▶ [Required work]
Every line that contains the word "lower" should be copied.

───── Input material

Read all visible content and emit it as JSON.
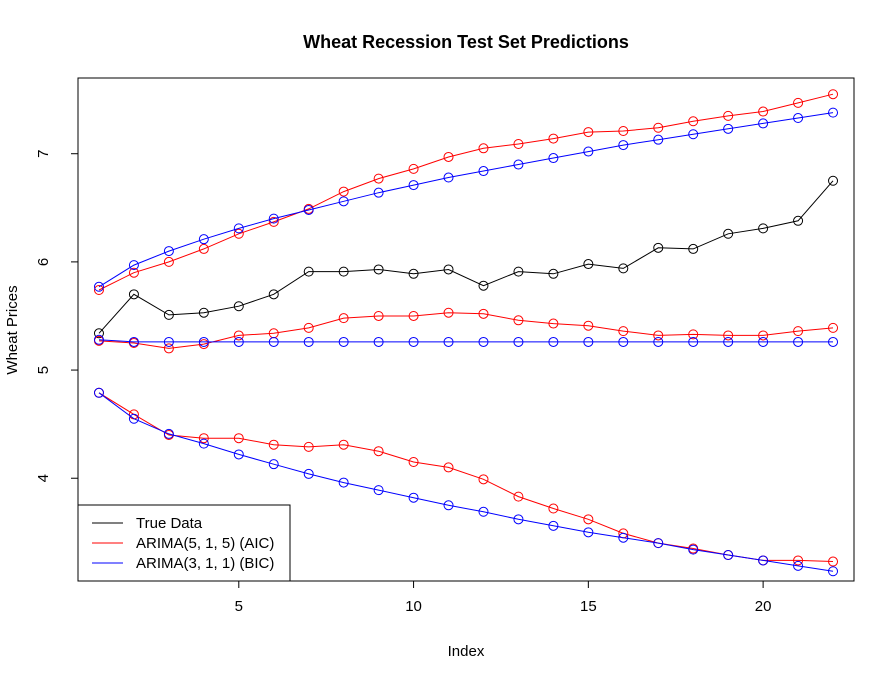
{
  "chart_data": {
    "type": "line",
    "title": "Wheat Recession Test Set Predictions",
    "xlabel": "Index",
    "ylabel": "Wheat Prices",
    "xlim": [
      0.4,
      22.6
    ],
    "ylim": [
      3.05,
      7.7
    ],
    "xticks": [
      5,
      10,
      15,
      20
    ],
    "yticks": [
      4,
      5,
      6,
      7
    ],
    "grid": false,
    "legend_position": "bottom-left",
    "x": [
      1,
      2,
      3,
      4,
      5,
      6,
      7,
      8,
      9,
      10,
      11,
      12,
      13,
      14,
      15,
      16,
      17,
      18,
      19,
      20,
      21,
      22
    ],
    "series": [
      {
        "name": "True Data",
        "color": "#000000",
        "values": [
          5.34,
          5.7,
          5.51,
          5.53,
          5.59,
          5.7,
          5.91,
          5.91,
          5.93,
          5.89,
          5.93,
          5.78,
          5.91,
          5.89,
          5.98,
          5.94,
          6.13,
          6.12,
          6.26,
          6.31,
          6.38,
          6.75
        ]
      },
      {
        "name": "ARIMA(5, 1, 5) (AIC)",
        "color": "#ff0000",
        "values": [
          5.27,
          5.25,
          5.2,
          5.24,
          5.32,
          5.34,
          5.39,
          5.48,
          5.5,
          5.5,
          5.53,
          5.52,
          5.46,
          5.43,
          5.41,
          5.36,
          5.32,
          5.33,
          5.32,
          5.32,
          5.36,
          5.39
        ]
      },
      {
        "name": "ARIMA(5, 1, 5) (AIC) upper",
        "color": "#ff0000",
        "values": [
          5.74,
          5.9,
          6.0,
          6.12,
          6.26,
          6.37,
          6.49,
          6.65,
          6.77,
          6.86,
          6.97,
          7.05,
          7.09,
          7.14,
          7.2,
          7.21,
          7.24,
          7.3,
          7.35,
          7.39,
          7.47,
          7.55
        ]
      },
      {
        "name": "ARIMA(5, 1, 5) (AIC) lower",
        "color": "#ff0000",
        "values": [
          4.79,
          4.59,
          4.4,
          4.37,
          4.37,
          4.31,
          4.29,
          4.31,
          4.25,
          4.15,
          4.1,
          3.99,
          3.83,
          3.72,
          3.62,
          3.49,
          3.4,
          3.35,
          3.29,
          3.24,
          3.24,
          3.23
        ]
      },
      {
        "name": "ARIMA(3, 1, 1) (BIC)",
        "color": "#0000ff",
        "values": [
          5.28,
          5.26,
          5.26,
          5.26,
          5.26,
          5.26,
          5.26,
          5.26,
          5.26,
          5.26,
          5.26,
          5.26,
          5.26,
          5.26,
          5.26,
          5.26,
          5.26,
          5.26,
          5.26,
          5.26,
          5.26,
          5.26
        ]
      },
      {
        "name": "ARIMA(3, 1, 1) (BIC) upper",
        "color": "#0000ff",
        "values": [
          5.77,
          5.97,
          6.1,
          6.21,
          6.31,
          6.4,
          6.48,
          6.56,
          6.64,
          6.71,
          6.78,
          6.84,
          6.9,
          6.96,
          7.02,
          7.08,
          7.13,
          7.18,
          7.23,
          7.28,
          7.33,
          7.38
        ]
      },
      {
        "name": "ARIMA(3, 1, 1) (BIC) lower",
        "color": "#0000ff",
        "values": [
          4.79,
          4.55,
          4.41,
          4.32,
          4.22,
          4.13,
          4.04,
          3.96,
          3.89,
          3.82,
          3.75,
          3.69,
          3.62,
          3.56,
          3.5,
          3.45,
          3.4,
          3.34,
          3.29,
          3.24,
          3.19,
          3.14
        ]
      }
    ],
    "legend": [
      {
        "label": "True Data",
        "color": "#000000"
      },
      {
        "label": "ARIMA(5, 1, 5) (AIC)",
        "color": "#ff0000"
      },
      {
        "label": "ARIMA(3, 1, 1) (BIC)",
        "color": "#0000ff"
      }
    ]
  }
}
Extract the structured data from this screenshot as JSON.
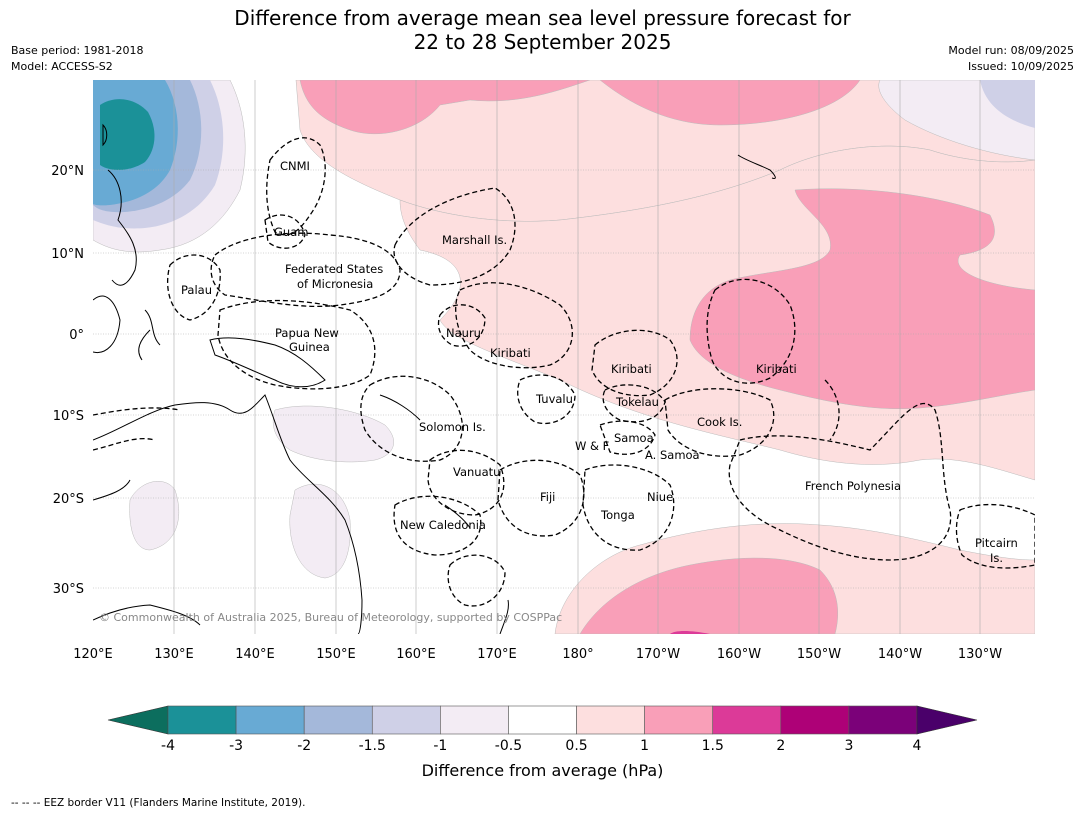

──────────

▶ [Solution for this exercise]
        "name": "ARIMA(5, 1, 5) (AIC) lower",
        "name": "ARIMA(3, 1, 1) (BIC) lower",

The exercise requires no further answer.